• _Exercise requirements_
The entire listing is to be repeated verbatim.

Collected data
● ● ● ● ●
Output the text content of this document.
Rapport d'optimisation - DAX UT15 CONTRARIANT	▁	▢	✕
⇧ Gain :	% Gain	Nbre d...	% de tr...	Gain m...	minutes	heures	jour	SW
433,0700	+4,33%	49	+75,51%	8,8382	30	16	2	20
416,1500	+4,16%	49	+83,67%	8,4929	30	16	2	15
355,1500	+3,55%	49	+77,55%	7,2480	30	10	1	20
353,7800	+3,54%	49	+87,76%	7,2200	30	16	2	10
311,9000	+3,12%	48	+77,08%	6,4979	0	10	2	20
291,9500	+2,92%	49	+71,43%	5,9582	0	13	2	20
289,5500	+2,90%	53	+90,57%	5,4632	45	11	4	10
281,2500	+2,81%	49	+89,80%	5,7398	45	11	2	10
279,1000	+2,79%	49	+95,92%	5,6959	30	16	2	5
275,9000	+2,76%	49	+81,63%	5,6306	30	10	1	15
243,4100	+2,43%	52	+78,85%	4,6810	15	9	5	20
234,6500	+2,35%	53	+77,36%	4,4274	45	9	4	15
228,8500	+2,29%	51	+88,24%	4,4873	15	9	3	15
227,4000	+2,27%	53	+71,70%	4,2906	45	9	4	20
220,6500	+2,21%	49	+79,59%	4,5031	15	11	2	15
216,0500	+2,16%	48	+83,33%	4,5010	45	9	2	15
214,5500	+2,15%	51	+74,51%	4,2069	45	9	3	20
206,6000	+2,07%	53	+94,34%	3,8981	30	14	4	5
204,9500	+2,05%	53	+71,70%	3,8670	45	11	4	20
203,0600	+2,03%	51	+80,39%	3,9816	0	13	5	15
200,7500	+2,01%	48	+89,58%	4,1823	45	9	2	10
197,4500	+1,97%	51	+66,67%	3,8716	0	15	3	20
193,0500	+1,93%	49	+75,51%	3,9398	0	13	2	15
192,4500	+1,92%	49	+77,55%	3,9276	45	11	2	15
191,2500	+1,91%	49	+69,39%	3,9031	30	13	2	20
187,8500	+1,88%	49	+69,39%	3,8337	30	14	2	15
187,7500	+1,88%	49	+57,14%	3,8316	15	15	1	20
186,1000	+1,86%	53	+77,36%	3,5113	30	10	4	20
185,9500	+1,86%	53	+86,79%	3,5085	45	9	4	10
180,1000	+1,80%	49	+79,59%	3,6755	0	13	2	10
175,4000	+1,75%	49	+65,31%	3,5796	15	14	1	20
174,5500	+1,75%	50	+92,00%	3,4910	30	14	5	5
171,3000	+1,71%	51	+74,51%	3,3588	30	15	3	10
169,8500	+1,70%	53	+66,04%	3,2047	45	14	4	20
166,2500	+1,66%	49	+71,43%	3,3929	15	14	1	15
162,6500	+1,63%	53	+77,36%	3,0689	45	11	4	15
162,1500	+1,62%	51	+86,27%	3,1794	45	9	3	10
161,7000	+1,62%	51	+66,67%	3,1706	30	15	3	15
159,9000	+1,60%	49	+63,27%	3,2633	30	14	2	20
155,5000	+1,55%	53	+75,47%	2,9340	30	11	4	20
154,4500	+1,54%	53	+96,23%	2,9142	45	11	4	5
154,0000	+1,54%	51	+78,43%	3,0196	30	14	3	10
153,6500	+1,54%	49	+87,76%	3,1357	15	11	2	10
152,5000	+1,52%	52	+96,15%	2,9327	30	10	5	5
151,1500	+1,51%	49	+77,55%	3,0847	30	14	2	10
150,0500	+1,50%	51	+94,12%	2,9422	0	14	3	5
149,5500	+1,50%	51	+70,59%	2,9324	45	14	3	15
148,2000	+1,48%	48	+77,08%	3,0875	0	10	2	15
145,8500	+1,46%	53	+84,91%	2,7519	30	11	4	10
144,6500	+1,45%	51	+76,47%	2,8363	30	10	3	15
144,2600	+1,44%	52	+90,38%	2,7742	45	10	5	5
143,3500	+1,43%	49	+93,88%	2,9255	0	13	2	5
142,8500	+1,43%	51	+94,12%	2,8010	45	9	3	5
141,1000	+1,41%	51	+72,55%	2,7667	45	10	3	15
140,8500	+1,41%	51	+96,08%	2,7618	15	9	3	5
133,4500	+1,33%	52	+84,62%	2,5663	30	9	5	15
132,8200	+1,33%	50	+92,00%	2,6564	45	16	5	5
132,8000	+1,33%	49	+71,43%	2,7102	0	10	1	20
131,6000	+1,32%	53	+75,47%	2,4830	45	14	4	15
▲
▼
● ● ● ● ●
• _Full solution_
Output the text content of this document.
Rapport d'optimisation - DAX UT15 CONTRARIANT	▁	▢	✕
⇧ Gain :	% Gain	Nbre d...	% de tr...	Gain m...	minutes	heures	jour	SW
433,0700	+4,33%	49	+75,51%	8,8382	30	16	2	20
416,1500	+4,16%	49	+83,67%	8,4929	30	16	2	15
355,1500	+3,55%	49	+77,55%	7,2480	30	10	1	20
353,7800	+3,54%	49	+87,76%	7,2200	30	16	2	10
311,9000	+3,12%	48	+77,08%	6,4979	0	10	2	20
291,9500	+2,92%	49	+71,43%	5,9582	0	13	2	20
289,5500	+2,90%	53	+90,57%	5,4632	45	11	4	10
281,2500	+2,81%	49	+89,80%	5,7398	45	11	2	10
279,1000	+2,79%	49	+95,92%	5,6959	30	16	2	5
275,9000	+2,76%	49	+81,63%	5,6306	30	10	1	15
243,4100	+2,43%	52	+78,85%	4,6810	15	9	5	20
234,6500	+2,35%	53	+77,36%	4,4274	45	9	4	15
228,8500	+2,29%	51	+88,24%	4,4873	15	9	3	15
227,4000	+2,27%	53	+71,70%	4,2906	45	9	4	20
220,6500	+2,21%	49	+79,59%	4,5031	15	11	2	15
216,0500	+2,16%	48	+83,33%	4,5010	45	9	2	15
214,5500	+2,15%	51	+74,51%	4,2069	45	9	3	20
206,6000	+2,07%	53	+94,34%	3,8981	30	14	4	5
204,9500	+2,05%	53	+71,70%	3,8670	45	11	4	20
203,0600	+2,03%	51	+80,39%	3,9816	0	13	5	15
200,7500	+2,01%	48	+89,58%	4,1823	45	9	2	10
197,4500	+1,97%	51	+66,67%	3,8716	0	15	3	20
193,0500	+1,93%	49	+75,51%	3,9398	0	13	2	15
192,4500	+1,92%	49	+77,55%	3,9276	45	11	2	15
191,2500	+1,91%	49	+69,39%	3,9031	30	13	2	20
187,8500	+1,88%	49	+69,39%	3,8337	30	14	2	15
187,7500	+1,88%	49	+57,14%	3,8316	15	15	1	20
186,1000	+1,86%	53	+77,36%	3,5113	30	10	4	20
185,9500	+1,86%	53	+86,79%	3,5085	45	9	4	10
180,1000	+1,80%	49	+79,59%	3,6755	0	13	2	10
175,4000	+1,75%	49	+65,31%	3,5796	15	14	1	20
174,5500	+1,75%	50	+92,00%	3,4910	30	14	5	5
171,3000	+1,71%	51	+74,51%	3,3588	30	15	3	10
169,8500	+1,70%	53	+66,04%	3,2047	45	14	4	20
166,2500	+1,66%	49	+71,43%	3,3929	15	14	1	15
162,6500	+1,63%	53	+77,36%	3,0689	45	11	4	15
162,1500	+1,62%	51	+86,27%	3,1794	45	9	3	10
161,7000	+1,62%	51	+66,67%	3,1706	30	15	3	15
159,9000	+1,60%	49	+63,27%	3,2633	30	14	2	20
155,5000	+1,55%	53	+75,47%	2,9340	30	11	4	20
154,4500	+1,54%	53	+96,23%	2,9142	45	11	4	5
154,0000	+1,54%	51	+78,43%	3,0196	30	14	3	10
153,6500	+1,54%	49	+87,76%	3,1357	15	11	2	10
152,5000	+1,52%	52	+96,15%	2,9327	30	10	5	5
151,1500	+1,51%	49	+77,55%	3,0847	30	14	2	10
150,0500	+1,50%	51	+94,12%	2,9422	0	14	3	5
149,5500	+1,50%	51	+70,59%	2,9324	45	14	3	15
148,2000	+1,48%	48	+77,08%	3,0875	0	10	2	15
145,8500	+1,46%	53	+84,91%	2,7519	30	11	4	10
144,6500	+1,45%	51	+76,47%	2,8363	30	10	3	15
144,2600	+1,44%	52	+90,38%	2,7742	45	10	5	5
143,3500	+1,43%	49	+93,88%	2,9255	0	13	2	5
142,8500	+1,43%	51	+94,12%	2,8010	45	9	3	5
141,1000	+1,41%	51	+72,55%	2,7667	45	10	3	15
140,8500	+1,41%	51	+96,08%	2,7618	15	9	3	5
133,4500	+1,33%	52	+84,62%	2,5663	30	9	5	15
132,8200	+1,33%	50	+92,00%	2,6564	45	16	5	5
132,8000	+1,33%	49	+71,43%	2,7102	0	10	1	20
131,6000	+1,32%	53	+75,47%	2,4830	45	14	4	15
▲
▼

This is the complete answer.